## Exercise
Images excluded, repeat each entry below exactly.

## Exercise inputs
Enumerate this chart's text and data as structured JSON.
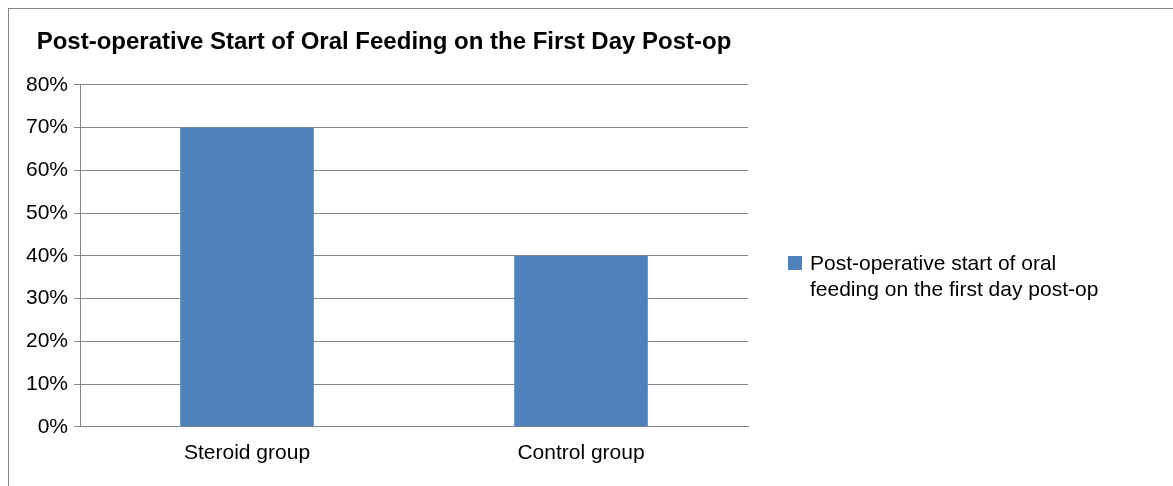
{
  "chart_data": {
    "type": "bar",
    "title": "Post-operative Start of Oral Feeding on the First Day Post-op",
    "categories": [
      "Steroid group",
      "Control group"
    ],
    "series": [
      {
        "name": "Post-operative start of oral feeding on the first day post-op",
        "color": "#4f81bd",
        "values": [
          70,
          40
        ]
      }
    ],
    "ylim": [
      0,
      80
    ],
    "yticks": [
      {
        "value": 0,
        "label": "0%"
      },
      {
        "value": 10,
        "label": "10%"
      },
      {
        "value": 20,
        "label": "20%"
      },
      {
        "value": 30,
        "label": "30%"
      },
      {
        "value": 40,
        "label": "40%"
      },
      {
        "value": 50,
        "label": "50%"
      },
      {
        "value": 60,
        "label": "60%"
      },
      {
        "value": 70,
        "label": "70%"
      },
      {
        "value": 80,
        "label": "80%"
      }
    ],
    "grid": "y",
    "legend": "right"
  }
}
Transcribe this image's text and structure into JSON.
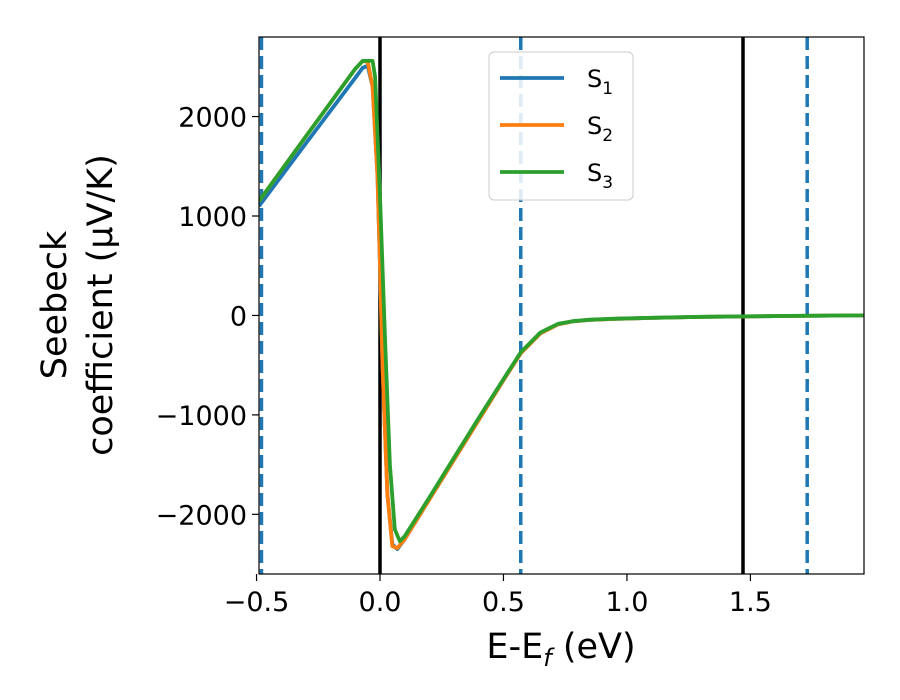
{
  "chart_data": {
    "type": "line",
    "xlabel": "E-E",
    "xlabel_sub": "f",
    "xlabel_unit": " (eV)",
    "ylabel_line1": "Seebeck",
    "ylabel_line2": "coefficient  (μV/K)",
    "xlim": [
      -0.49,
      1.96
    ],
    "ylim": [
      -2600,
      2800
    ],
    "xticks": [
      -0.5,
      0.0,
      0.5,
      1.0,
      1.5
    ],
    "xtick_labels": [
      "−0.5",
      "0.0",
      "0.5",
      "1.0",
      "1.5"
    ],
    "yticks": [
      -2000,
      -1000,
      0,
      1000,
      2000
    ],
    "ytick_labels": [
      "−2000",
      "−1000",
      "0",
      "1000",
      "2000"
    ],
    "grid": false,
    "legend_position": "top-center",
    "series": [
      {
        "name": "S",
        "sub": "1",
        "color": "#1f77b4",
        "x": [
          -0.49,
          -0.3,
          -0.1,
          -0.07,
          -0.05,
          -0.03,
          -0.01,
          0.0,
          0.01,
          0.03,
          0.05,
          0.07,
          0.1,
          0.2,
          0.3,
          0.4,
          0.5,
          0.57,
          0.65,
          0.72,
          0.78,
          0.85,
          0.95,
          1.1,
          1.3,
          1.5,
          1.7,
          1.96
        ],
        "y": [
          1100,
          1730,
          2390,
          2490,
          2510,
          2300,
          1400,
          500,
          -500,
          -1800,
          -2300,
          -2350,
          -2250,
          -1850,
          -1450,
          -1050,
          -650,
          -380,
          -180,
          -90,
          -60,
          -45,
          -35,
          -25,
          -15,
          -10,
          -5,
          0
        ]
      },
      {
        "name": "S",
        "sub": "2",
        "color": "#ff7f0e",
        "x": [
          -0.49,
          -0.3,
          -0.1,
          -0.07,
          -0.05,
          -0.03,
          -0.01,
          0.0,
          0.01,
          0.03,
          0.05,
          0.07,
          0.1,
          0.2,
          0.3,
          0.4,
          0.5,
          0.57,
          0.65,
          0.72,
          0.78,
          0.85,
          0.95,
          1.1,
          1.3,
          1.5,
          1.7,
          1.96
        ],
        "y": [
          1150,
          1800,
          2480,
          2560,
          2550,
          2300,
          1400,
          500,
          -500,
          -1800,
          -2320,
          -2340,
          -2250,
          -1850,
          -1450,
          -1050,
          -650,
          -380,
          -180,
          -90,
          -60,
          -45,
          -35,
          -25,
          -15,
          -10,
          -5,
          0
        ]
      },
      {
        "name": "S",
        "sub": "3",
        "color": "#2ca02c",
        "x": [
          -0.49,
          -0.3,
          -0.1,
          -0.07,
          -0.05,
          -0.03,
          -0.02,
          0.0,
          0.02,
          0.04,
          0.06,
          0.08,
          0.1,
          0.2,
          0.3,
          0.4,
          0.5,
          0.57,
          0.65,
          0.72,
          0.78,
          0.85,
          0.95,
          1.1,
          1.3,
          1.5,
          1.7,
          1.96
        ],
        "y": [
          1150,
          1800,
          2480,
          2560,
          2560,
          2560,
          2400,
          1200,
          -200,
          -1500,
          -2150,
          -2270,
          -2220,
          -1830,
          -1430,
          -1030,
          -640,
          -370,
          -170,
          -85,
          -58,
          -43,
          -33,
          -24,
          -14,
          -9,
          -4,
          0
        ]
      }
    ],
    "vlines": [
      {
        "x": -0.48,
        "style": "dashed",
        "color": "#1f77b4"
      },
      {
        "x": 0.0,
        "style": "solid",
        "color": "#000000"
      },
      {
        "x": 0.57,
        "style": "dashed",
        "color": "#1f77b4"
      },
      {
        "x": 1.47,
        "style": "solid",
        "color": "#000000"
      },
      {
        "x": 1.73,
        "style": "dashed",
        "color": "#1f77b4"
      }
    ]
  }
}
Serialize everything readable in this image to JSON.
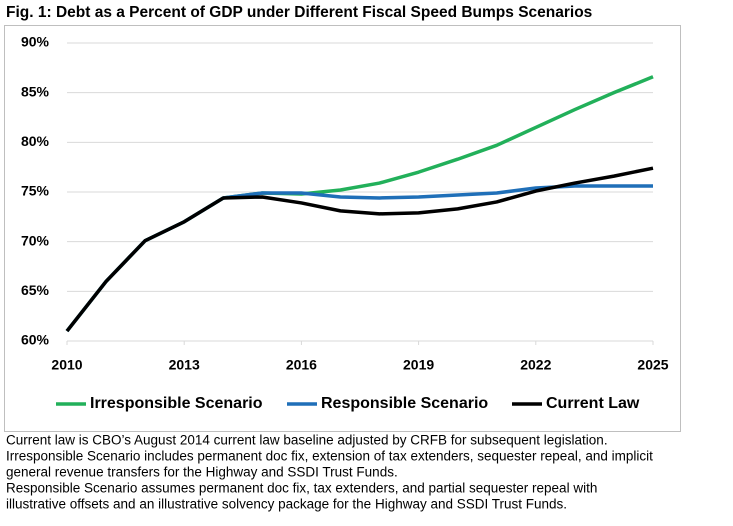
{
  "chart_data": {
    "type": "line",
    "title": "Fig. 1: Debt as a Percent of GDP under Different Fiscal Speed Bumps Scenarios",
    "x": [
      2010,
      2011,
      2012,
      2013,
      2014,
      2015,
      2016,
      2017,
      2018,
      2019,
      2020,
      2021,
      2022,
      2023,
      2024,
      2025
    ],
    "xlim": [
      2010,
      2025
    ],
    "xticks": [
      2010,
      2013,
      2016,
      2019,
      2022,
      2025
    ],
    "ylim": [
      60,
      90
    ],
    "yticks": [
      {
        "value": 60,
        "label": "60%"
      },
      {
        "value": 65,
        "label": "65%"
      },
      {
        "value": 70,
        "label": "70%"
      },
      {
        "value": 75,
        "label": "75%"
      },
      {
        "value": 80,
        "label": "80%"
      },
      {
        "value": 85,
        "label": "85%"
      },
      {
        "value": 90,
        "label": "90%"
      }
    ],
    "grid": true,
    "legend": "bottom",
    "series": [
      {
        "name": "Irresponsible Scenario",
        "color": "#22b05a",
        "values": [
          61.0,
          66.0,
          70.1,
          72.0,
          74.4,
          74.9,
          74.8,
          75.2,
          75.9,
          77.0,
          78.3,
          79.7,
          81.5,
          83.3,
          85.0,
          86.6
        ]
      },
      {
        "name": "Responsible Scenario",
        "color": "#1f6fb8",
        "values": [
          61.0,
          66.0,
          70.1,
          72.0,
          74.4,
          74.9,
          74.9,
          74.5,
          74.4,
          74.5,
          74.7,
          74.9,
          75.4,
          75.6,
          75.6,
          75.6
        ]
      },
      {
        "name": "Current Law",
        "color": "#000000",
        "values": [
          61.0,
          66.0,
          70.1,
          72.0,
          74.4,
          74.5,
          73.9,
          73.1,
          72.8,
          72.9,
          73.3,
          74.0,
          75.1,
          75.9,
          76.6,
          77.4
        ]
      }
    ],
    "notes": [
      "Current law is CBO’s August 2014 current law baseline adjusted by CRFB for subsequent legislation.",
      "Irresponsible Scenario includes permanent doc fix, extension of tax extenders, sequester repeal, and implicit",
      "general revenue transfers for the Highway and SSDI Trust Funds.",
      "Responsible Scenario assumes permanent doc fix, tax extenders, and partial sequester repeal with",
      "illustrative offsets and an illustrative solvency package for the Highway and SSDI Trust Funds."
    ]
  }
}
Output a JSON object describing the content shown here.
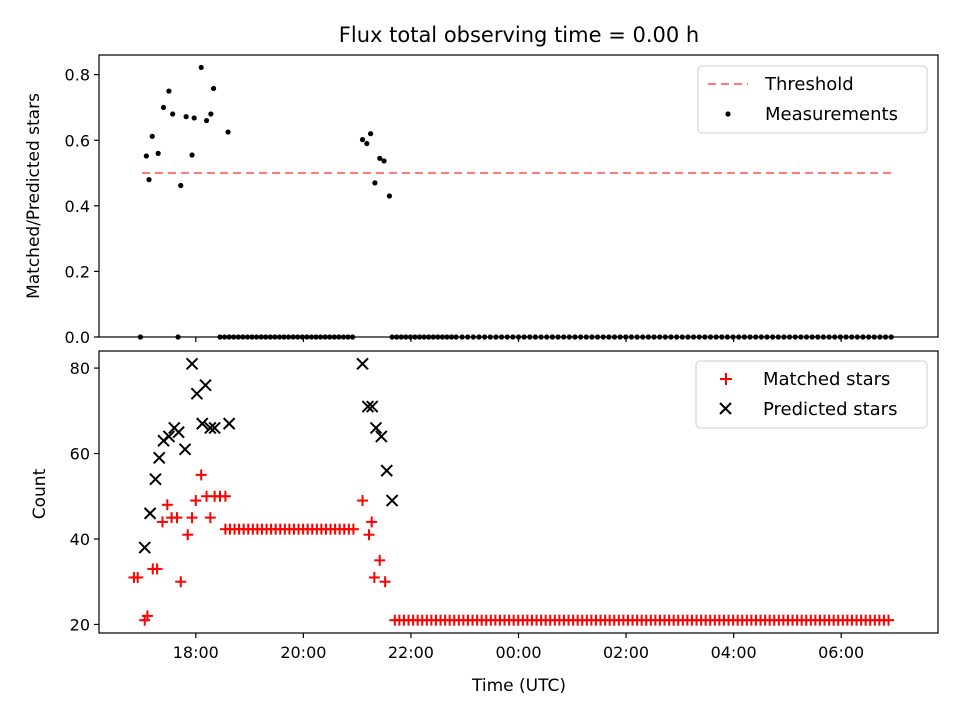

## Exercise output
Enumerate this chart's text and data as structured JSON.
{
  "chart_data": {
    "type": "bar",
    "title": "Post-operative Start of Oral Feeding on the First Day Post-op",
    "categories": [
      "Steroid group",
      "Control group"
    ],
    "series": [
      {
        "name": "Post-operative start of oral feeding on the first day post-op",
        "color": "#4f81bd",
        "values": [
          70,
          40
        ]
      }
    ],
    "ylim": [
      0,
      80
    ],
    "yticks": [
      {
        "value": 0,
        "label": "0%"
      },
      {
        "value": 10,
        "label": "10%"
      },
      {
        "value": 20,
        "label": "20%"
      },
      {
        "value": 30,
        "label": "30%"
      },
      {
        "value": 40,
        "label": "40%"
      },
      {
        "value": 50,
        "label": "50%"
      },
      {
        "value": 60,
        "label": "60%"
      },
      {
        "value": 70,
        "label": "70%"
      },
      {
        "value": 80,
        "label": "80%"
      }
    ],
    "grid": "y",
    "legend": "right"
  }
}
Transcribe this image's text and structure into JSON.
{
  "chart_data": {
    "type": "line",
    "xlabel": "E-E",
    "xlabel_sub": "f",
    "xlabel_unit": " (eV)",
    "ylabel_line1": "Seebeck",
    "ylabel_line2": "coefficient  (μV/K)",
    "xlim": [
      -0.49,
      1.96
    ],
    "ylim": [
      -2600,
      2800
    ],
    "xticks": [
      -0.5,
      0.0,
      0.5,
      1.0,
      1.5
    ],
    "xtick_labels": [
      "−0.5",
      "0.0",
      "0.5",
      "1.0",
      "1.5"
    ],
    "yticks": [
      -2000,
      -1000,
      0,
      1000,
      2000
    ],
    "ytick_labels": [
      "−2000",
      "−1000",
      "0",
      "1000",
      "2000"
    ],
    "grid": false,
    "legend_position": "top-center",
    "series": [
      {
        "name": "S",
        "sub": "1",
        "color": "#1f77b4",
        "x": [
          -0.49,
          -0.3,
          -0.1,
          -0.07,
          -0.05,
          -0.03,
          -0.01,
          0.0,
          0.01,
          0.03,
          0.05,
          0.07,
          0.1,
          0.2,
          0.3,
          0.4,
          0.5,
          0.57,
          0.65,
          0.72,
          0.78,
          0.85,
          0.95,
          1.1,
          1.3,
          1.5,
          1.7,
          1.96
        ],
        "y": [
          1100,
          1730,
          2390,
          2490,
          2510,
          2300,
          1400,
          500,
          -500,
          -1800,
          -2300,
          -2350,
          -2250,
          -1850,
          -1450,
          -1050,
          -650,
          -380,
          -180,
          -90,
          -60,
          -45,
          -35,
          -25,
          -15,
          -10,
          -5,
          0
        ]
      },
      {
        "name": "S",
        "sub": "2",
        "color": "#ff7f0e",
        "x": [
          -0.49,
          -0.3,
          -0.1,
          -0.07,
          -0.05,
          -0.03,
          -0.01,
          0.0,
          0.01,
          0.03,
          0.05,
          0.07,
          0.1,
          0.2,
          0.3,
          0.4,
          0.5,
          0.57,
          0.65,
          0.72,
          0.78,
          0.85,
          0.95,
          1.1,
          1.3,
          1.5,
          1.7,
          1.96
        ],
        "y": [
          1150,
          1800,
          2480,
          2560,
          2550,
          2300,
          1400,
          500,
          -500,
          -1800,
          -2320,
          -2340,
          -2250,
          -1850,
          -1450,
          -1050,
          -650,
          -380,
          -180,
          -90,
          -60,
          -45,
          -35,
          -25,
          -15,
          -10,
          -5,
          0
        ]
      },
      {
        "name": "S",
        "sub": "3",
        "color": "#2ca02c",
        "x": [
          -0.49,
          -0.3,
          -0.1,
          -0.07,
          -0.05,
          -0.03,
          -0.02,
          0.0,
          0.02,
          0.04,
          0.06,
          0.08,
          0.1,
          0.2,
          0.3,
          0.4,
          0.5,
          0.57,
          0.65,
          0.72,
          0.78,
          0.85,
          0.95,
          1.1,
          1.3,
          1.5,
          1.7,
          1.96
        ],
        "y": [
          1150,
          1800,
          2480,
          2560,
          2560,
          2560,
          2400,
          1200,
          -200,
          -1500,
          -2150,
          -2270,
          -2220,
          -1830,
          -1430,
          -1030,
          -640,
          -370,
          -170,
          -85,
          -58,
          -43,
          -33,
          -24,
          -14,
          -9,
          -4,
          0
        ]
      }
    ],
    "vlines": [
      {
        "x": -0.48,
        "style": "dashed",
        "color": "#1f77b4"
      },
      {
        "x": 0.0,
        "style": "solid",
        "color": "#000000"
      },
      {
        "x": 0.57,
        "style": "dashed",
        "color": "#1f77b4"
      },
      {
        "x": 1.47,
        "style": "solid",
        "color": "#000000"
      },
      {
        "x": 1.73,
        "style": "dashed",
        "color": "#1f77b4"
      }
    ]
  }
}
Serialize everything readable in this image to JSON.
{
  "chart_data": {
    "type": "line",
    "title": "Fig. 1: Debt as a Percent of GDP under Different Fiscal Speed Bumps Scenarios",
    "x": [
      2010,
      2011,
      2012,
      2013,
      2014,
      2015,
      2016,
      2017,
      2018,
      2019,
      2020,
      2021,
      2022,
      2023,
      2024,
      2025
    ],
    "xlim": [
      2010,
      2025
    ],
    "xticks": [
      2010,
      2013,
      2016,
      2019,
      2022,
      2025
    ],
    "ylim": [
      60,
      90
    ],
    "yticks": [
      {
        "value": 60,
        "label": "60%"
      },
      {
        "value": 65,
        "label": "65%"
      },
      {
        "value": 70,
        "label": "70%"
      },
      {
        "value": 75,
        "label": "75%"
      },
      {
        "value": 80,
        "label": "80%"
      },
      {
        "value": 85,
        "label": "85%"
      },
      {
        "value": 90,
        "label": "90%"
      }
    ],
    "grid": true,
    "legend": "bottom",
    "series": [
      {
        "name": "Irresponsible Scenario",
        "color": "#22b05a",
        "values": [
          61.0,
          66.0,
          70.1,
          72.0,
          74.4,
          74.9,
          74.8,
          75.2,
          75.9,
          77.0,
          78.3,
          79.7,
          81.5,
          83.3,
          85.0,
          86.6
        ]
      },
      {
        "name": "Responsible Scenario",
        "color": "#1f6fb8",
        "values": [
          61.0,
          66.0,
          70.1,
          72.0,
          74.4,
          74.9,
          74.9,
          74.5,
          74.4,
          74.5,
          74.7,
          74.9,
          75.4,
          75.6,
          75.6,
          75.6
        ]
      },
      {
        "name": "Current Law",
        "color": "#000000",
        "values": [
          61.0,
          66.0,
          70.1,
          72.0,
          74.4,
          74.5,
          73.9,
          73.1,
          72.8,
          72.9,
          73.3,
          74.0,
          75.1,
          75.9,
          76.6,
          77.4
        ]
      }
    ],
    "notes": [
      "Current law is CBO’s August 2014 current law baseline adjusted by CRFB for subsequent legislation.",
      "Irresponsible Scenario includes permanent doc fix, extension of tax extenders, sequester repeal, and implicit",
      "general revenue transfers for the Highway and SSDI Trust Funds.",
      "Responsible Scenario assumes permanent doc fix, tax extenders, and partial sequester repeal with",
      "illustrative offsets and an illustrative solvency package for the Highway and SSDI Trust Funds."
    ]
  }
}
Output a JSON object describing the content shown here.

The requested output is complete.